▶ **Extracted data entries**
==================================================
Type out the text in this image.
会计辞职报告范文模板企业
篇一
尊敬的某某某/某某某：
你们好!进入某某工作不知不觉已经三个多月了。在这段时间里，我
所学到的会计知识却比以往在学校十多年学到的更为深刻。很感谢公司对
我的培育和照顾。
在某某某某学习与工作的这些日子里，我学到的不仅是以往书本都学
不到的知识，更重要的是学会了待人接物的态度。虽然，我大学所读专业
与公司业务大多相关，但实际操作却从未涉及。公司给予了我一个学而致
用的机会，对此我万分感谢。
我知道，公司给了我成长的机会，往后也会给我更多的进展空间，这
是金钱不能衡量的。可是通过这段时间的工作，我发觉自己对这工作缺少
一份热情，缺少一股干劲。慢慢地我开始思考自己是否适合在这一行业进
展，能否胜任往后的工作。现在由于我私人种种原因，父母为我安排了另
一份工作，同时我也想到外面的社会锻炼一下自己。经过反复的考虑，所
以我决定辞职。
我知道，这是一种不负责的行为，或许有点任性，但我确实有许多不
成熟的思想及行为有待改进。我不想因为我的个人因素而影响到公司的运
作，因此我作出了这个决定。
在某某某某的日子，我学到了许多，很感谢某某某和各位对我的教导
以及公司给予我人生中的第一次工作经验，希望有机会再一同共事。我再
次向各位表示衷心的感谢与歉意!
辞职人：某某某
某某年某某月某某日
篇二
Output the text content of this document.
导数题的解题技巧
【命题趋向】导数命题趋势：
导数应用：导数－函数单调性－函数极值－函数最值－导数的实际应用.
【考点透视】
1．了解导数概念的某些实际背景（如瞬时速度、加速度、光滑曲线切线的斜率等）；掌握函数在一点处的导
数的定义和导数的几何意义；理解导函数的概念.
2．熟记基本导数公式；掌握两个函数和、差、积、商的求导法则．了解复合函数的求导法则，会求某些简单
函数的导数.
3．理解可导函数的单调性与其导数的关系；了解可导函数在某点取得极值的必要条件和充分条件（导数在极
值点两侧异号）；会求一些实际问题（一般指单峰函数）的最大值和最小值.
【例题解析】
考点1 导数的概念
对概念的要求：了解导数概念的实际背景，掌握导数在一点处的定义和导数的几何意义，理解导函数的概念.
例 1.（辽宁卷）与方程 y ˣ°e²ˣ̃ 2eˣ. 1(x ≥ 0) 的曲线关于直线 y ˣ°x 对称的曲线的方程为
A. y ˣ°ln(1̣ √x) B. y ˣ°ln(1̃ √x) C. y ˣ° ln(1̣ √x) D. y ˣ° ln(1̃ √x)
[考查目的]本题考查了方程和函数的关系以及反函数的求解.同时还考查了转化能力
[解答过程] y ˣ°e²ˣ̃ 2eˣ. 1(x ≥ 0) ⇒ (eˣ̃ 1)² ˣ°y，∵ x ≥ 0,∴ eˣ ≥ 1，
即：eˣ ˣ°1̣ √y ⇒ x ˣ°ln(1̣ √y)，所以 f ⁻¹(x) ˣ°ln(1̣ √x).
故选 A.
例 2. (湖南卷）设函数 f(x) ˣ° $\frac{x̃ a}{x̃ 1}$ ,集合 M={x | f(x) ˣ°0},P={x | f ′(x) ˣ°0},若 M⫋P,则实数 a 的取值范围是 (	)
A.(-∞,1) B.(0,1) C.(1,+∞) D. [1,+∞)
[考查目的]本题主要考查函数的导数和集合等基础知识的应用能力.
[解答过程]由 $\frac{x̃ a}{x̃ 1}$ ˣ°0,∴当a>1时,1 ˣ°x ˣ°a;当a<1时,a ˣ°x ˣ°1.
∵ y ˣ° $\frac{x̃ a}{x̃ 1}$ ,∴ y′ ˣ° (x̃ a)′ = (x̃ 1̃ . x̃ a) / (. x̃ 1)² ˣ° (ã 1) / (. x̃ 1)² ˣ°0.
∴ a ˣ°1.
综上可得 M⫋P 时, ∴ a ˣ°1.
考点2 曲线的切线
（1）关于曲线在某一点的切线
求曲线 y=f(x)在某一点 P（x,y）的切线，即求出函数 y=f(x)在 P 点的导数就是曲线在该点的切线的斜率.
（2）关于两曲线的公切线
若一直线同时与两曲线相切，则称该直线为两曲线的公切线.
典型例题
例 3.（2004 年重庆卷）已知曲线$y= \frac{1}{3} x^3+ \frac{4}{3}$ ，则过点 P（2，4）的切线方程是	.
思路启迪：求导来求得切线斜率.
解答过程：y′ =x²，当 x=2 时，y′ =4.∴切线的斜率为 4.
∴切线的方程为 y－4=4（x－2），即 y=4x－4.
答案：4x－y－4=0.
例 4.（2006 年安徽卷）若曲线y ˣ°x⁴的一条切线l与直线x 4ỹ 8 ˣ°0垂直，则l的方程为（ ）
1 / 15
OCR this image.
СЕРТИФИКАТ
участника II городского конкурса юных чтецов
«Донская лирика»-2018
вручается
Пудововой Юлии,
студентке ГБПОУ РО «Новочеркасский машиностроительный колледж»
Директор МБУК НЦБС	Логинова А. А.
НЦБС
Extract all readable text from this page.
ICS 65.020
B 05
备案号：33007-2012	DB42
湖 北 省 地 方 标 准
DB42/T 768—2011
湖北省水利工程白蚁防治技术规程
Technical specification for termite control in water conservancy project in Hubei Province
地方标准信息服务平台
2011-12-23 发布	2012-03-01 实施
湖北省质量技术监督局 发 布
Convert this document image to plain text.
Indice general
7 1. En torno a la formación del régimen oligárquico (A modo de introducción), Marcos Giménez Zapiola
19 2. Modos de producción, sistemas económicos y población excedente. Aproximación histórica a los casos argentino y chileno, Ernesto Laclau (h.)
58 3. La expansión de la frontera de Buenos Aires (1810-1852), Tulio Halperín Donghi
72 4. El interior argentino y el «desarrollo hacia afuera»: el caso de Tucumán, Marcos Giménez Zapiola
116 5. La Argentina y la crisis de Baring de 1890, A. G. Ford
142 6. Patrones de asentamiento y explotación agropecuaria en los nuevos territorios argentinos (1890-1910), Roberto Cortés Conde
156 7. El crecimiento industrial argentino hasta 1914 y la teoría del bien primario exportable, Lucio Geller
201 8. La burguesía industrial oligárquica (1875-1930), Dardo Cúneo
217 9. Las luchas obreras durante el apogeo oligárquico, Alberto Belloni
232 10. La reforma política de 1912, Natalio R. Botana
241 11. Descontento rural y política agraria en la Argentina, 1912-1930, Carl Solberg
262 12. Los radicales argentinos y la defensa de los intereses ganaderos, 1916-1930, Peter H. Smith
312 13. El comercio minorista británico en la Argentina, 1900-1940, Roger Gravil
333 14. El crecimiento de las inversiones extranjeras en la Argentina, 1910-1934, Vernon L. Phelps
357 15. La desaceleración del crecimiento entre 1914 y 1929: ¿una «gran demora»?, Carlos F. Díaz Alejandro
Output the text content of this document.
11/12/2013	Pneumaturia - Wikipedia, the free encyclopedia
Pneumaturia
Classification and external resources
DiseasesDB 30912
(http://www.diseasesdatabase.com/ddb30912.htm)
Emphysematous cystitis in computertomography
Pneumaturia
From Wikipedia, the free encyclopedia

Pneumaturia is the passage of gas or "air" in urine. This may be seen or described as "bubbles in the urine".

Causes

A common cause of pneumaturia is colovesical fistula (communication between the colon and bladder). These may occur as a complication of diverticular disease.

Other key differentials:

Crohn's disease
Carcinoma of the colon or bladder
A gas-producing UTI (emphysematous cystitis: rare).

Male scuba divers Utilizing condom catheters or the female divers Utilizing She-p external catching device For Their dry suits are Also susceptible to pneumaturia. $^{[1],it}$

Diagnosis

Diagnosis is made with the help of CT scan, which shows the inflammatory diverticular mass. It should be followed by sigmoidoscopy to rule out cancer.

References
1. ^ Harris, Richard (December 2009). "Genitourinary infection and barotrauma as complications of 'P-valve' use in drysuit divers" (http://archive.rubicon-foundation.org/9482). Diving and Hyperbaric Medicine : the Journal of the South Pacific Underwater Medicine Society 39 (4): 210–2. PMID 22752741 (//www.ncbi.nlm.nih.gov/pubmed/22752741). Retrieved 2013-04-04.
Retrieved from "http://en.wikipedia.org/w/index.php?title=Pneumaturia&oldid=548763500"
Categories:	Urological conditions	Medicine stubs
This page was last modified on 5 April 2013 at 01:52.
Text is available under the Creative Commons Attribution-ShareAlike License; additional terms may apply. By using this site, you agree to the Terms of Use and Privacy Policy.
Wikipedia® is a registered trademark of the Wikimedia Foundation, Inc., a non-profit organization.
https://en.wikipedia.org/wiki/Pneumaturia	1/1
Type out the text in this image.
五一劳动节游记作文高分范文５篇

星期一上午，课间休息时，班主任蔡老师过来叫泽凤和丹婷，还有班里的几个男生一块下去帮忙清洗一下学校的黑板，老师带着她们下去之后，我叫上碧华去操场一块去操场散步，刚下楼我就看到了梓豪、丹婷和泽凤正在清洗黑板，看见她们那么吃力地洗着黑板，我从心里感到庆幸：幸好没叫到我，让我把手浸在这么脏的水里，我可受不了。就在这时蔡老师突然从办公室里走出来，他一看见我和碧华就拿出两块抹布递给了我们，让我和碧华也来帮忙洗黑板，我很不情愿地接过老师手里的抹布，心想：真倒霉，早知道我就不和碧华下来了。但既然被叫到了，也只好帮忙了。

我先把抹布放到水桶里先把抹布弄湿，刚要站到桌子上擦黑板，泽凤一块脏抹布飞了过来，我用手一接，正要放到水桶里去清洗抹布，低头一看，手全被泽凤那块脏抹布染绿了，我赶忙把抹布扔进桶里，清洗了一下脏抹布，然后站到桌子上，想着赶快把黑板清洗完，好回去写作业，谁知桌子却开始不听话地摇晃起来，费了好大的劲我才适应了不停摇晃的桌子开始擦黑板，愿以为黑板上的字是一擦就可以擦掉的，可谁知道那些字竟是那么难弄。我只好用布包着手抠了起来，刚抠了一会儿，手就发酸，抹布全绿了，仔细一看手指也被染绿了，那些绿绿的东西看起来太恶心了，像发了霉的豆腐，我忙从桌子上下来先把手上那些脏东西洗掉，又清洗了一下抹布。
==================================================
Check each line above for the string "free" and show the ones that have it.

▶ **Response**
11/12/2013	Pneumaturia - Wikipedia, the free encyclopedia
From Wikipedia, the free encyclopedia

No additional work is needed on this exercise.